* **STATED GOAL**
Pull each line containing "Giriş" out of the data and copy it.

* **DATA PROVIDED**
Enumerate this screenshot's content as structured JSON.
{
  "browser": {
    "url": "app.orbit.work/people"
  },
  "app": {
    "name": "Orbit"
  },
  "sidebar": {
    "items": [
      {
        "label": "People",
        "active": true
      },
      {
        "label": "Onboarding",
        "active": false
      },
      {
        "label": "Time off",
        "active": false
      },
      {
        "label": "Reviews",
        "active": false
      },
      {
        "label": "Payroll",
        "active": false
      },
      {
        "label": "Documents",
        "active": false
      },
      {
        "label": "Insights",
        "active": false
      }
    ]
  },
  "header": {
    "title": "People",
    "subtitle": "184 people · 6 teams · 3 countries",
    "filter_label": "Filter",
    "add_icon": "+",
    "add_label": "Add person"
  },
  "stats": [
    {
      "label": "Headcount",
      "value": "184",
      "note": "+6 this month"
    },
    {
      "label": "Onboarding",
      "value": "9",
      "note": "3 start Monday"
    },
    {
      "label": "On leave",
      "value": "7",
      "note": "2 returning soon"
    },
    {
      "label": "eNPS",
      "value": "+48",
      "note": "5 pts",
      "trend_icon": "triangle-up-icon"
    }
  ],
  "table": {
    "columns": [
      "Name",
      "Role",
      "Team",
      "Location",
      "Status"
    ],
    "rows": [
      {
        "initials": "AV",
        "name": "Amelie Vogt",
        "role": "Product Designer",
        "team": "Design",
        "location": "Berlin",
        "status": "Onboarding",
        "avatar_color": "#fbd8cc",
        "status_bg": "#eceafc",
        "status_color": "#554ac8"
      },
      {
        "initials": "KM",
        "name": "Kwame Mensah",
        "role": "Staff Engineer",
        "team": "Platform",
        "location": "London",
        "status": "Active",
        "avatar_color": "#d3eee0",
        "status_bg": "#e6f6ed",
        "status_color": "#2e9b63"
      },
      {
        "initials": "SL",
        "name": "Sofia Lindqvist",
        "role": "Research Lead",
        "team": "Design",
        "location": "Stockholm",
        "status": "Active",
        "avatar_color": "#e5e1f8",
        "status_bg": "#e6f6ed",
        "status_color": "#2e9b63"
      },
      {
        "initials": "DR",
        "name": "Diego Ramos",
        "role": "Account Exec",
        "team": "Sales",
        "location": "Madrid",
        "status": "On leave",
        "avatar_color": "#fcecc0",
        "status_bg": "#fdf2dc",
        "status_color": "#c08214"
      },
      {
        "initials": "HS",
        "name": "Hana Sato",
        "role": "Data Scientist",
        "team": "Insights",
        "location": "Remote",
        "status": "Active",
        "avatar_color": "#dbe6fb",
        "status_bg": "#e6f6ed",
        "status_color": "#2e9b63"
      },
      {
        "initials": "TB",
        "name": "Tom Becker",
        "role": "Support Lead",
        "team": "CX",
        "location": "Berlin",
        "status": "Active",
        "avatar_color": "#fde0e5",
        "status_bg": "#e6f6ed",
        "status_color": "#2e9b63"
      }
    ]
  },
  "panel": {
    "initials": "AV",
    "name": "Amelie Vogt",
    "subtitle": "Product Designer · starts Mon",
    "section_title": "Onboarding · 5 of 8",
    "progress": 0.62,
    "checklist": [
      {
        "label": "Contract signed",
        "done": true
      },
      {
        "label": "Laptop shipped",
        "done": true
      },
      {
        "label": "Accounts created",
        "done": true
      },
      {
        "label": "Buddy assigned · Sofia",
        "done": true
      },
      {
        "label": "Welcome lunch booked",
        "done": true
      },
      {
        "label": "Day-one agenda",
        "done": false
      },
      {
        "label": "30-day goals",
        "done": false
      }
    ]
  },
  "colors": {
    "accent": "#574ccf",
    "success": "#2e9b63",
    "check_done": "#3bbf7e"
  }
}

* * *

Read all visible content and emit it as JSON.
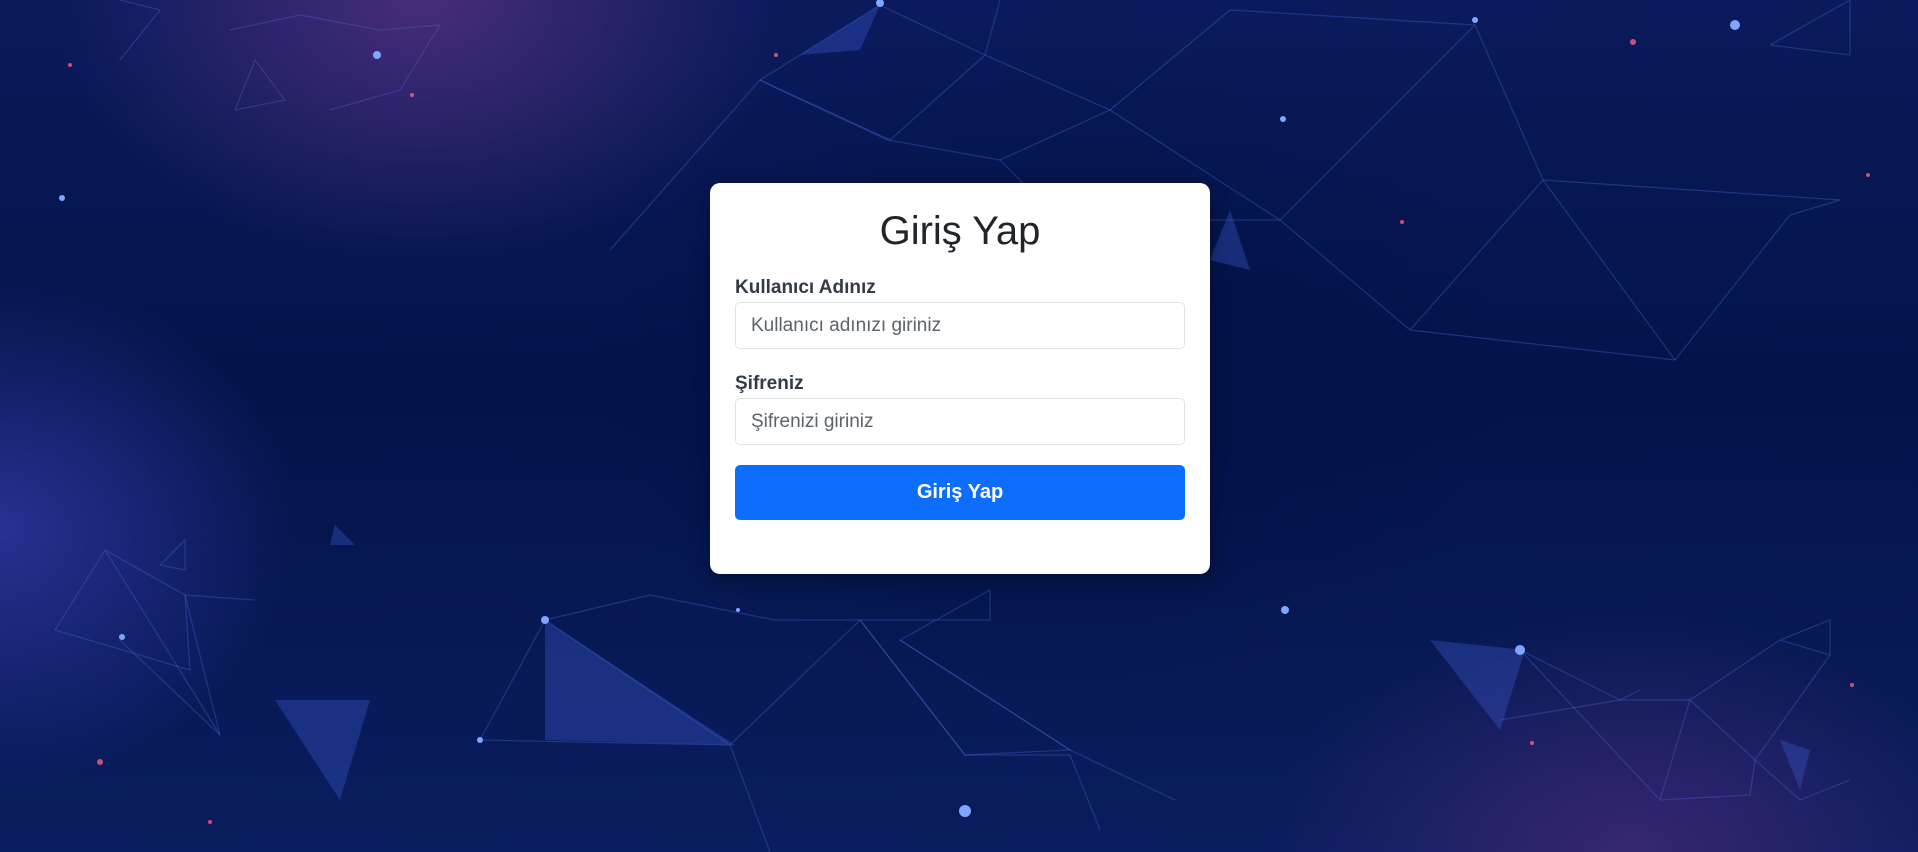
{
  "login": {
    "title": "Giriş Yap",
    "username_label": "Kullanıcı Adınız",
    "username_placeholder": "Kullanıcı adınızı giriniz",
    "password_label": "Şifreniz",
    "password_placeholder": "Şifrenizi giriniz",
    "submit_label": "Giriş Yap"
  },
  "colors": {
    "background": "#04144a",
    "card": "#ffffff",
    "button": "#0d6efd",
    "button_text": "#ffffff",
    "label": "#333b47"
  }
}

* **THE COMPLETED TASK**
    "title": "Giriş Yap",
    "submit_label": "Giriş Yap"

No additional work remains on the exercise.